* EXERCISE DESCRIPTION *
Every line that holds "Alken" should be shown.

++++++++++++++++++++

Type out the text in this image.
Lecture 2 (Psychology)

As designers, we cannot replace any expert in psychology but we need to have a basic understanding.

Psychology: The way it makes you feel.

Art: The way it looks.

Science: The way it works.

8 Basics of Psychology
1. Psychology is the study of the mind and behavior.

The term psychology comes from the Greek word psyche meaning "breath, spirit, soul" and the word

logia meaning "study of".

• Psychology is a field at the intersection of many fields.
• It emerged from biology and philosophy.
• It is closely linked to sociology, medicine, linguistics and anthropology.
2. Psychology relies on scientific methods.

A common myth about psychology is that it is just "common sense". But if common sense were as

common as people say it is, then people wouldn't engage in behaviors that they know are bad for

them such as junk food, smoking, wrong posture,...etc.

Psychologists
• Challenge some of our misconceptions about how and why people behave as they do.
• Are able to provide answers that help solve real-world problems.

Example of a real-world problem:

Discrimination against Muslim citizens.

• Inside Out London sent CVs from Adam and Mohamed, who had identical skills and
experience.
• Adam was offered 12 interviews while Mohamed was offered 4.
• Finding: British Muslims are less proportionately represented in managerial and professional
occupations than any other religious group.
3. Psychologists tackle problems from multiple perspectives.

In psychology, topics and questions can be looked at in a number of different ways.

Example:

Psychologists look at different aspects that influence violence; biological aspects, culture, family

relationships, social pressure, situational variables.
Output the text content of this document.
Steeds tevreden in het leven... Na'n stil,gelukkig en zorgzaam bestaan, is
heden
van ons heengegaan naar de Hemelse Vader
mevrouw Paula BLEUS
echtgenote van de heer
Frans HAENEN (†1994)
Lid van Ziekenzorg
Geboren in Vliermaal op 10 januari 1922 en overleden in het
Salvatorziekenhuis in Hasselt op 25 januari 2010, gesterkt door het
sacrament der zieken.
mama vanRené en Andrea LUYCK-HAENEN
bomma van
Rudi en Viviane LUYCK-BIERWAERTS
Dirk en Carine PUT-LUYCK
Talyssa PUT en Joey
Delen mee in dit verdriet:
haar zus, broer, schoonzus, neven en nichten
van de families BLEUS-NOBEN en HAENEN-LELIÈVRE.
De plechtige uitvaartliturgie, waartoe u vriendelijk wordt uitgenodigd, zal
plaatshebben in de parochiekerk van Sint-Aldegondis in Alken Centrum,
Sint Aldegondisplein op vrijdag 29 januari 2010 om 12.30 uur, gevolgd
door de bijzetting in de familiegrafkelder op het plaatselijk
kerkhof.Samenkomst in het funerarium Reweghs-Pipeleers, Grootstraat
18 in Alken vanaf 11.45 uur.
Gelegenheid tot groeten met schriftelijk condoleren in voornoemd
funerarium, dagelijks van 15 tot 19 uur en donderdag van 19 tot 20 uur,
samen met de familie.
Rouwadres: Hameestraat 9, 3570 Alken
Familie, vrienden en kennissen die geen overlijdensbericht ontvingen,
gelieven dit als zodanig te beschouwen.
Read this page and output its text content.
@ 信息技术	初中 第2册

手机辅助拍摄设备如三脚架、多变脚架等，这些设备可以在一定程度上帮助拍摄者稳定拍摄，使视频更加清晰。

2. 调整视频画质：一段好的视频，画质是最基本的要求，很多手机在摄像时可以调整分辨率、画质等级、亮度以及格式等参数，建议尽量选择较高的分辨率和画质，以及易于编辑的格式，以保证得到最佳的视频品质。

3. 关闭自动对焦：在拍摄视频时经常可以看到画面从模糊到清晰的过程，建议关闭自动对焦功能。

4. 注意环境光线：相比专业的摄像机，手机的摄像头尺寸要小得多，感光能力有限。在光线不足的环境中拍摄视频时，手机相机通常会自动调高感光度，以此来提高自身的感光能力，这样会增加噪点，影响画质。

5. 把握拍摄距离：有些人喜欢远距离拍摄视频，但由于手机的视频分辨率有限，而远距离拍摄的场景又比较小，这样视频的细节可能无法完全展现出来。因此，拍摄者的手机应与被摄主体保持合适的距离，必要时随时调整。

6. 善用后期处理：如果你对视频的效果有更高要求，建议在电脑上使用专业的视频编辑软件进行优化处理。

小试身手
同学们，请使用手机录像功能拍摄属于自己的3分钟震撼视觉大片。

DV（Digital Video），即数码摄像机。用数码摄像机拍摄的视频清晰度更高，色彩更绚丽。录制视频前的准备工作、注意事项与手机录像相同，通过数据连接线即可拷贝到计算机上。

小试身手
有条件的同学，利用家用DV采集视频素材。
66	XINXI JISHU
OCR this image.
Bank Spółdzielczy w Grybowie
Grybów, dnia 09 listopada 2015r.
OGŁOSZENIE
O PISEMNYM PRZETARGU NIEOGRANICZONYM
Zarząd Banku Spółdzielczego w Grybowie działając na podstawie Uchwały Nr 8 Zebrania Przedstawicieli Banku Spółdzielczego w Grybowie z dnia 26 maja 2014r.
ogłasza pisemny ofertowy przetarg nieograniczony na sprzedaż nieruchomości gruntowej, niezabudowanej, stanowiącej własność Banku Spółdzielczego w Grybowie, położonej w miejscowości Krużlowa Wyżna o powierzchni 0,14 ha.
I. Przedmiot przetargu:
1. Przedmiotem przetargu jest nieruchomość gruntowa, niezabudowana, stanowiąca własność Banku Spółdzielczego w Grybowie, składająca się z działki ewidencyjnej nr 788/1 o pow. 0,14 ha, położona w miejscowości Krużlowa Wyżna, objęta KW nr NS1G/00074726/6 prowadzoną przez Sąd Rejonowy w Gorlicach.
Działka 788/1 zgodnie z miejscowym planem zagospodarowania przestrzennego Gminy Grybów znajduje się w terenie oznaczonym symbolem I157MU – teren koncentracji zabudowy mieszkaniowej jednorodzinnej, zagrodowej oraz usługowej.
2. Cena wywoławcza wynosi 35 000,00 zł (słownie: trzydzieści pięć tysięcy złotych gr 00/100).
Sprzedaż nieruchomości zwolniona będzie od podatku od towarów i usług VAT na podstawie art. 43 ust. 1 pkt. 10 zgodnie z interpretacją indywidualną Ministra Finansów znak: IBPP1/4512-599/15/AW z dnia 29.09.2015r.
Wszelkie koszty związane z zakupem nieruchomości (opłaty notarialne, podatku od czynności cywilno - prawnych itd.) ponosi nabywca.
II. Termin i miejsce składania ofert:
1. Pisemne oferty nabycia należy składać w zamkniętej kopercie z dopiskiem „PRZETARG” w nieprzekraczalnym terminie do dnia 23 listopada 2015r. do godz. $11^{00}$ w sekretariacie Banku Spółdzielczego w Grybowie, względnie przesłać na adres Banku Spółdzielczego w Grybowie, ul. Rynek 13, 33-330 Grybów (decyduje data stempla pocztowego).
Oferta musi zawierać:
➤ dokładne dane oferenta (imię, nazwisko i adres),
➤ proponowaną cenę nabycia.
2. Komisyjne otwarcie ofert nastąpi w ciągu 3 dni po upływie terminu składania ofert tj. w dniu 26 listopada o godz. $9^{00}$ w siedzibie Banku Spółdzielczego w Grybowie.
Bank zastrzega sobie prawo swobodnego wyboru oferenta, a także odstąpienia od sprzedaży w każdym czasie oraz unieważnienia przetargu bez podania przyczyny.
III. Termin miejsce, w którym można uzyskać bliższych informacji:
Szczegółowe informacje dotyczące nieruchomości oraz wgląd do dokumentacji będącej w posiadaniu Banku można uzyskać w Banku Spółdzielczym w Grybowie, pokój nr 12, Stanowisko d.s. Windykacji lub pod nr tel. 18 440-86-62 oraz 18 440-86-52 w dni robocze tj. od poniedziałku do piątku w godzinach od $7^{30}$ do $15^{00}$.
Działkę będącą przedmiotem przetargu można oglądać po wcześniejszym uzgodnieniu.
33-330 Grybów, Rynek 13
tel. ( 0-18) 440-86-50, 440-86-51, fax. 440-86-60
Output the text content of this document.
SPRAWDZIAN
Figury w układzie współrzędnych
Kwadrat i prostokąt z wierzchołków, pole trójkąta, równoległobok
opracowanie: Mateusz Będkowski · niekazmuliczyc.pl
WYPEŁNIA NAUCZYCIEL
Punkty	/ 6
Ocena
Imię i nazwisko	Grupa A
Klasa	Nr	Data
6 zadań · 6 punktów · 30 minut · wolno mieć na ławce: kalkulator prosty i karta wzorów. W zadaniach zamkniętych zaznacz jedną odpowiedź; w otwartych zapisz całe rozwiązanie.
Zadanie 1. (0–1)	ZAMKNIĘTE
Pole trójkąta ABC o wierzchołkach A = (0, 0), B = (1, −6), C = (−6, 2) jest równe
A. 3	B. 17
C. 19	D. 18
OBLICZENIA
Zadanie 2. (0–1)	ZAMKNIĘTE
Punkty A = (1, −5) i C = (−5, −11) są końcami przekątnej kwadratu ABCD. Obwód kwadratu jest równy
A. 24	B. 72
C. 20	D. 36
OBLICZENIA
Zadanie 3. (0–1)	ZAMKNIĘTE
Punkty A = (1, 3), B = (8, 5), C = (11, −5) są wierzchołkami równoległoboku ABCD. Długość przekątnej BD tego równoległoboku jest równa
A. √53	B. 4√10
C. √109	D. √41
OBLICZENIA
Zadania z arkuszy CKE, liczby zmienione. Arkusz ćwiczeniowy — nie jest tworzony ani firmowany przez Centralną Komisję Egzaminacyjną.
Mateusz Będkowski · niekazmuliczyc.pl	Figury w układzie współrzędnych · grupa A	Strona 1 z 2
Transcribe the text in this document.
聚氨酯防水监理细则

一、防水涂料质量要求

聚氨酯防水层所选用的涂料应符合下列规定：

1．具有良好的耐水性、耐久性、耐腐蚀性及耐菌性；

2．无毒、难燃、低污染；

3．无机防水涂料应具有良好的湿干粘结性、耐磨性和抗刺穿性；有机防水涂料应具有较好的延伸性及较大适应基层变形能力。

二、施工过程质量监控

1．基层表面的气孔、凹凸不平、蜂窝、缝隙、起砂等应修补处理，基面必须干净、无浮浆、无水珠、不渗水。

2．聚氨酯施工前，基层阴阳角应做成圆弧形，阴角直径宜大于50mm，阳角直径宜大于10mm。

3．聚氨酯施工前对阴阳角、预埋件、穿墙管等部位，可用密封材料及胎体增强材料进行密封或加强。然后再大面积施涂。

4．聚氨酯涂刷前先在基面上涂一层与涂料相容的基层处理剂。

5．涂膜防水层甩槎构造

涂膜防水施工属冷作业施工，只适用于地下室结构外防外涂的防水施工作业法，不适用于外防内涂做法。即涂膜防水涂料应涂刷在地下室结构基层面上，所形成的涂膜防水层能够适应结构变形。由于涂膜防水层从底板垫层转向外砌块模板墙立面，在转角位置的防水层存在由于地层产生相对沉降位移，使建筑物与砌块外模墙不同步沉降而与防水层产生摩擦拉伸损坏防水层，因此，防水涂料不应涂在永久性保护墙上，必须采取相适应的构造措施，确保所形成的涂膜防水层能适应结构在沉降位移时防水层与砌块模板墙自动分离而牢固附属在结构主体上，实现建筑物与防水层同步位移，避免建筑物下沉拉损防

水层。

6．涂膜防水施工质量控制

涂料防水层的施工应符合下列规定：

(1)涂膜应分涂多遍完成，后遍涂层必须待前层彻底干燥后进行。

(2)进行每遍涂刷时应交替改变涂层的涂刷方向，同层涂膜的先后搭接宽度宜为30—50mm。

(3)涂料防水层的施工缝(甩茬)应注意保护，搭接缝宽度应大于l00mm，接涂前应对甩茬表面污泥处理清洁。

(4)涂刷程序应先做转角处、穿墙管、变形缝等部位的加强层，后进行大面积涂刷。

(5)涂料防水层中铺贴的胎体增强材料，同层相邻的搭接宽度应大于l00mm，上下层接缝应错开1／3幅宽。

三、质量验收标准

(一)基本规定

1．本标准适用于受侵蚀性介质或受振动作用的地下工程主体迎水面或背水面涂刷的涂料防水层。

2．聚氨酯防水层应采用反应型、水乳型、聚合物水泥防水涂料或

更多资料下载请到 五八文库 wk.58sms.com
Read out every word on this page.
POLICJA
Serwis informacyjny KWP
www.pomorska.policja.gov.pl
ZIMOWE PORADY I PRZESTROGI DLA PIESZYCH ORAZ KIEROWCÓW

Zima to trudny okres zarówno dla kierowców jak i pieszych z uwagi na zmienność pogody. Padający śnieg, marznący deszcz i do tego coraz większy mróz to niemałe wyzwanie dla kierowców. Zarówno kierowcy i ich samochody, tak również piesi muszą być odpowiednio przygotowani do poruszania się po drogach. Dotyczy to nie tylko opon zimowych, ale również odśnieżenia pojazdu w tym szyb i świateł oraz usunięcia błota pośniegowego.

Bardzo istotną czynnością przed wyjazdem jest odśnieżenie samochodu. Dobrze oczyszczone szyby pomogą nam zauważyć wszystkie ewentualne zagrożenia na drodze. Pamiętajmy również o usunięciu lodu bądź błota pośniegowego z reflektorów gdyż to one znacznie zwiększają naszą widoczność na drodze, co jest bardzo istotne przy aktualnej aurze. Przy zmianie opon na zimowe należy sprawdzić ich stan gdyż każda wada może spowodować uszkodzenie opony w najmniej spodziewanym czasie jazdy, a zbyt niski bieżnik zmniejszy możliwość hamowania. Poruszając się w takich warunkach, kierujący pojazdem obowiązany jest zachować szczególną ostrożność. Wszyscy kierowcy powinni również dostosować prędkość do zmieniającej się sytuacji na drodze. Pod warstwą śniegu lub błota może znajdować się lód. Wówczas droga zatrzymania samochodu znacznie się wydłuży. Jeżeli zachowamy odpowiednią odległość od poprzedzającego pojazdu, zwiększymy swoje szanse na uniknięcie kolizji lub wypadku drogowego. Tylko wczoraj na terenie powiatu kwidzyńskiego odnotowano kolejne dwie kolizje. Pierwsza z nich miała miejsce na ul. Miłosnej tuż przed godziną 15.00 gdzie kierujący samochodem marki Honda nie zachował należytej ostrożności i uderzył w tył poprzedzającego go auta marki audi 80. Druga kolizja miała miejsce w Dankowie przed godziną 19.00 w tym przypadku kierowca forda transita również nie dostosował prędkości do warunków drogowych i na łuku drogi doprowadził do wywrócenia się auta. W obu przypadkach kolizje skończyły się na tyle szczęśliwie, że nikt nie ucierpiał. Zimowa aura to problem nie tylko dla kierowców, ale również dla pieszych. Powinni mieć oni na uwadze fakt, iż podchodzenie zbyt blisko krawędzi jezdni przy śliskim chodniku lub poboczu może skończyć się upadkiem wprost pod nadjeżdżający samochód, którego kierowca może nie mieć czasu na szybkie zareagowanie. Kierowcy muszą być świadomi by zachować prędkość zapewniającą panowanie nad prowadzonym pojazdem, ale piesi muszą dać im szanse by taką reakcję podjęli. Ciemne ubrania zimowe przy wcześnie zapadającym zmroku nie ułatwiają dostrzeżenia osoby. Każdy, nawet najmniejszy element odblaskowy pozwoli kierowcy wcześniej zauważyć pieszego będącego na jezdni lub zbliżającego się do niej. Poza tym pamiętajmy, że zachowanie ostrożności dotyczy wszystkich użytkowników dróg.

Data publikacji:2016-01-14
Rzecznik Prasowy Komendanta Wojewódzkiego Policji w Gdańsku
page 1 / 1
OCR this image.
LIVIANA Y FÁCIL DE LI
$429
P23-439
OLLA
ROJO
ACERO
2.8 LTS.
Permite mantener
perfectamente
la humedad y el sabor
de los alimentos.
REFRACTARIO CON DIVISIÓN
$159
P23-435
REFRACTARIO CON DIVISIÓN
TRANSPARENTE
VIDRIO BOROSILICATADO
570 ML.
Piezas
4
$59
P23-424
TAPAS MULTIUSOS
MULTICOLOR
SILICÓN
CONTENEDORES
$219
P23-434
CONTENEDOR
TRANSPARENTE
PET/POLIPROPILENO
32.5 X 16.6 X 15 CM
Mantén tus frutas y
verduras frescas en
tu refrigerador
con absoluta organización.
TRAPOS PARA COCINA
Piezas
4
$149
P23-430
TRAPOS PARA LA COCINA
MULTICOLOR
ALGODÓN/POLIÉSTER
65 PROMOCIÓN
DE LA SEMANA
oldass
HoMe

++++++++++++++++++++

* IN RESPONSE *
plaatshebben in de parochiekerk van Sint-Aldegondis in Alken Centrum,
18 in Alken vanaf 11.45 uur.
Rouwadres: Hameestraat 9, 3570 Alken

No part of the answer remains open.